### WHAT NEEDS TO BE DONE
Make an exact copy of all the data.

━━ PROVIDED MATERIAL ━━

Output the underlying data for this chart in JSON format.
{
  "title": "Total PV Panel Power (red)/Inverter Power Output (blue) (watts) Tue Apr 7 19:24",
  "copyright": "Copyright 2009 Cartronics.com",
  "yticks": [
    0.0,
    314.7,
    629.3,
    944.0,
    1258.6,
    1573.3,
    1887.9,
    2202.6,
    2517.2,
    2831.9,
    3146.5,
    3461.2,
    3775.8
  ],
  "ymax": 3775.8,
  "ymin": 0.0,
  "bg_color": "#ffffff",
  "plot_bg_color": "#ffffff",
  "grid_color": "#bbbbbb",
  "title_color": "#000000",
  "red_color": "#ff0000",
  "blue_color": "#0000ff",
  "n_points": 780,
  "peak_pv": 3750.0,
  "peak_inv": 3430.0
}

━━━

### FINISHED EXERCISE
Output the underlying data for this chart in JSON format.
{
  "title": "Total PV Panel Power (red)/Inverter Power Output (blue) (watts) Tue Apr 7 19:24",
  "copyright": "Copyright 2009 Cartronics.com",
  "yticks": [
    0.0,
    314.7,
    629.3,
    944.0,
    1258.6,
    1573.3,
    1887.9,
    2202.6,
    2517.2,
    2831.9,
    3146.5,
    3461.2,
    3775.8
  ],
  "ymax": 3775.8,
  "ymin": 0.0,
  "bg_color": "#ffffff",
  "plot_bg_color": "#ffffff",
  "grid_color": "#bbbbbb",
  "title_color": "#000000",
  "red_color": "#ff0000",
  "blue_color": "#0000ff",
  "n_points": 780,
  "peak_pv": 3750.0,
  "peak_inv": 3430.0
}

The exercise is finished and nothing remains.